### Passage given
- - - -

All patents, patent applications, provisional applications, and publications referred to or cited herein are incorporated by reference in their entirety, including all figures and tables, to the extent they are not inconsistent with the explicit teachings of this specification. Other embodiments are set forth within the following claims.

Claims

1. A coating starch composition comprising a starch and a plasticizer, wherein said composition has a starch and plasticizer solids level of at least 40% dry solids basis.

2. The coating starch composition of claim 1, wherein said composition contains 1 part of a starch for each 1, 1.5, 2, 2.5, 3, 3.5, or 4 parts of a plasticizer.

3. The coating composition of claim 1, where said plasticizer is a non-carbohydrate derived plasticizer, a carbohydrate derived plasticizer, or a mixture thereof.

4. The coating composition of claim 3, where said non-carbohydrate derived plasticizer is selected from urea, glycerin/glycerol, formamide, citric acid or other carboxylic acids, ethylene glycol, and a mixture of any two or more of the foregoing.

5. The coating composition of claim 3, where said carbohydrate derived plasticizer is (i) a sugar; (ii) a sucrose, a starch derived syrup, a maltodextrin, a dextrin, a sugar alcohol, or a mixture of any two or more of the foregoing; (iii) a starch derived syrup selected from a corn syrup, a low sugar syrup, dextrose, or a mixture of any two or more of the foregoing; (iv) a maltose corn syrup or a high fructose corn syrup; or (v) a sorbitol.

6. The coating composition of claim 5, wherein said starch derived syrup has a dextrose equivalency of about 20 to about 90, about 20 to about 100, about 40 to about 75, about 40 to about 70, about 40 to about 44, about 49 to about 55, about 53 or 53.

7. The coating starch composition of claim 1, wherein said plasticizer is a corn syrup selected from maltose corn syrup, high fructose corn syrup, and a mixture thereof.

- - - -

### Set tasks
1. Answer these questions about the starch coating claims:
(a) What minimum starch and plasticizer solids level does claim 1 require?
(b) Which single sugar alcohol is named as option (v) in claim 5?
(c) Which two corn syrups does claim 7 list for the plasticizer?
2. Quote the starch coating claims from "1. A coating" up to and including "of a plasticizer.".
3. Extend the starch coating claims, starting after claim 7.

[Rows contained in a dataset]
- - - -

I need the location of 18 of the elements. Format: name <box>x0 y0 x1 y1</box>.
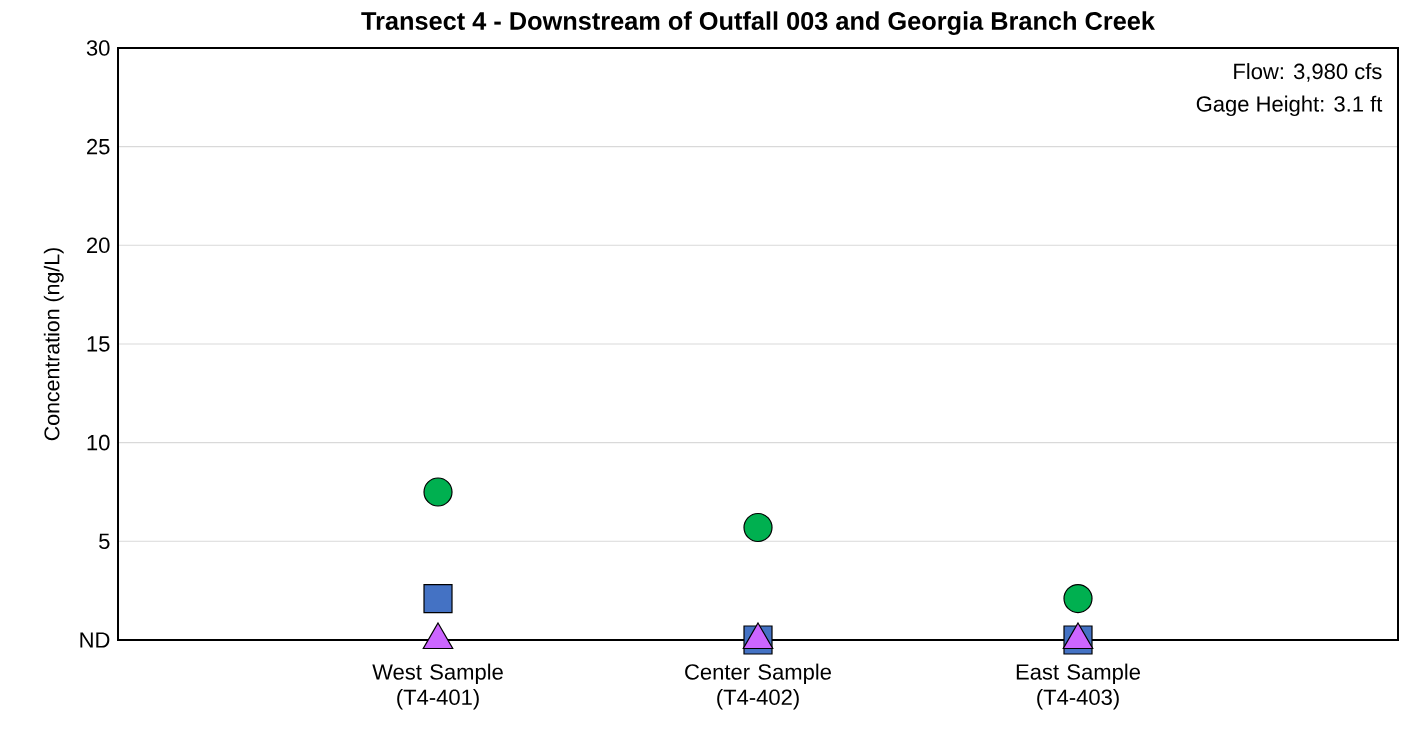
y-tick-label: 20 <box>87 237 110 254</box>
x-tick-label: Center Sample (T4-402) <box>685 663 831 710</box>
point <box>423 477 453 507</box>
chart-title: Transect 4 - Downstream of Outfall 003 and Georgia Branch Creek <box>361 11 1155 36</box>
point <box>743 512 773 543</box>
annotation: Gage Height: 3.1 ft <box>1196 95 1383 117</box>
y-tick-label: 30 <box>86 40 110 56</box>
x-tick-label: West Sample (T4-401) <box>372 663 503 710</box>
y-tick-label: 15 <box>87 336 110 352</box>
annotation: Flow: 3,980 cfs <box>1234 63 1382 82</box>
y-tick-label: ND <box>80 632 110 648</box>
y-tick-label: 10 <box>87 434 110 451</box>
y-tick-label: 25 <box>87 138 110 155</box>
point <box>423 583 453 614</box>
y-tick-label: 5 <box>99 533 110 549</box>
point <box>1063 583 1093 614</box>
x-tick-label: East Sample (T4-403) <box>1016 663 1140 710</box>
y-axis-title: Concentration (ng/L) <box>43 248 64 441</box>
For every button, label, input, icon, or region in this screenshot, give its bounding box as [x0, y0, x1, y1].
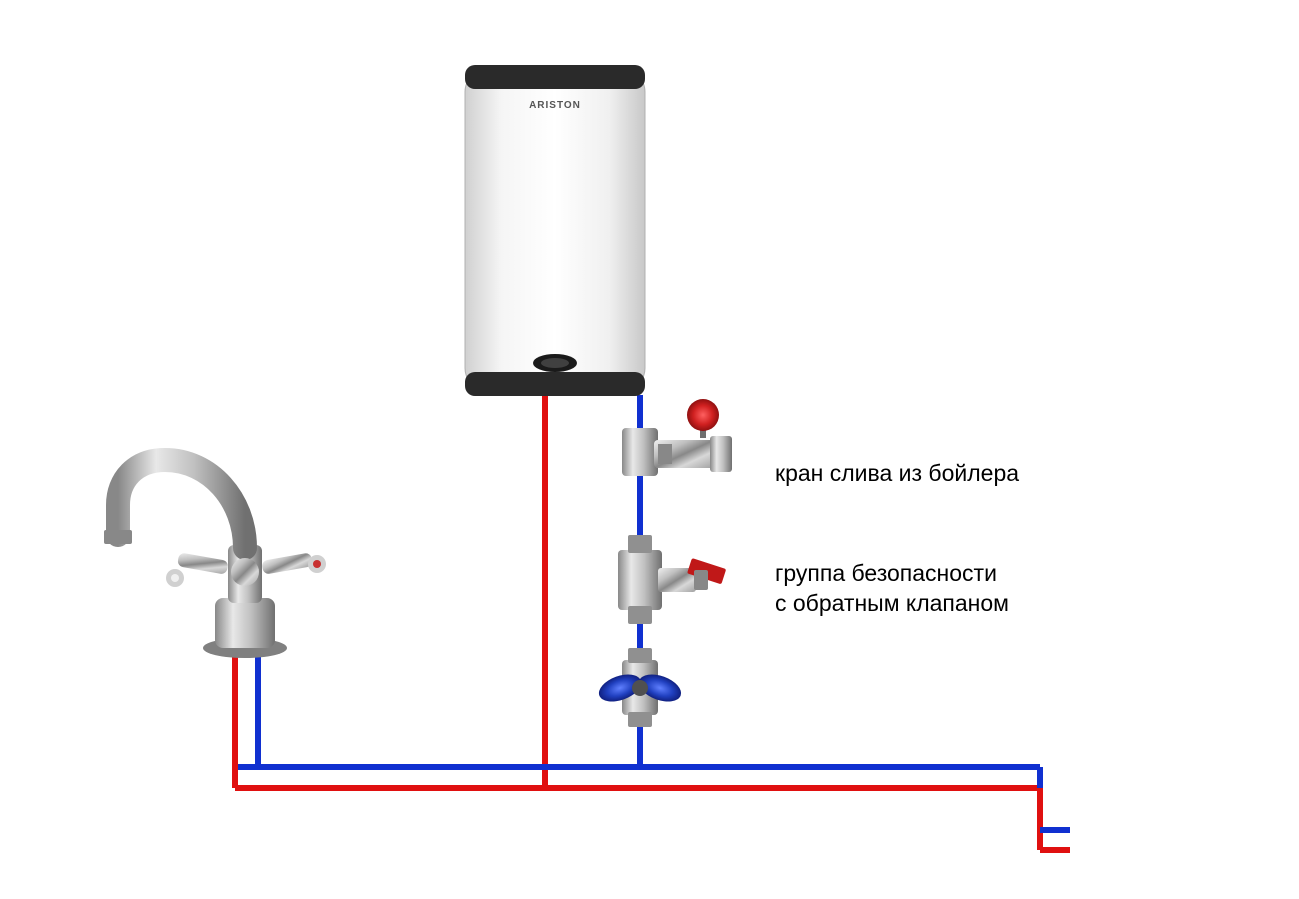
boiler: ARISTON: [465, 65, 645, 396]
label-safety-line2: с обратным клапаном: [775, 590, 1009, 617]
safety-group: [618, 535, 726, 624]
faucet: [104, 460, 326, 658]
boiler-brand: ARISTON: [529, 100, 581, 111]
shutoff-valve: [595, 648, 685, 727]
label-safety-line1: группа безопасности: [775, 560, 997, 587]
label-drain: кран слива из бойлера: [775, 460, 1019, 487]
plumbing-diagram: ARISTON: [0, 0, 1299, 894]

- - - -

### Outputs
1.
(a) At least 40% dry solids basis.
(b) Sorbitol.
(c) Maltose corn syrup and high fructose corn syrup.

2.
1. A coating starch composition comprising a starch and a plasticizer, wherein said composition has a starch and plasticizer solids level of at least 40% dry solids basis.

2. The coating starch composition of claim 1, wherein said composition contains 1 part of a starch for each 1, 1.5, 2, 2.5, 3, 3.5, or 4 parts of a plasticizer.

3.
8. The coating starch composition of claim 1, wherein the starch is a modified starch selected from a nonionic starch, an anionic starch, an amphoteric starch, an etherified starch, an acetylated starch, a sulfonated starch, and a mixture of any two or more of the foregoing:

optionally, wherein the starch is selected from corn starch, dent corn starch, waxy corn starch, wheat starch, potato starch, tapioca starch, pea starch, sorghum starch, manioc starch, sago starch, rice starch, and a mixture of any two or more of the foregoing.

9. (canceled)

10. A paper coating composition comprising the coating starch composition of claim 1, wherein said composition contains at least about 2%, from about 2% to about 30%, from about 2% to about 25%, from about 2% to about 22%, or from about 2% to about 10% starch.

11. The paper coating composition of claim 10, wherein the composition has (i) a viscosity of less than 1200 cPs, about 100 to about 1200 cPs, about 200 to about 1200 cPs, or about 300 to about 600 cPs and a solids content of at least 40%, 45%, 50%, 55%, 60%, 65% or 70% dry solids basis, or (ii) a viscosity of about 300 to about 600 cPs and a solids content of at least 60% dry solids basis; and, optionally, wherein the viscosity is measured on a Brookfield Viscometer at 20 rpm at 18.3° C.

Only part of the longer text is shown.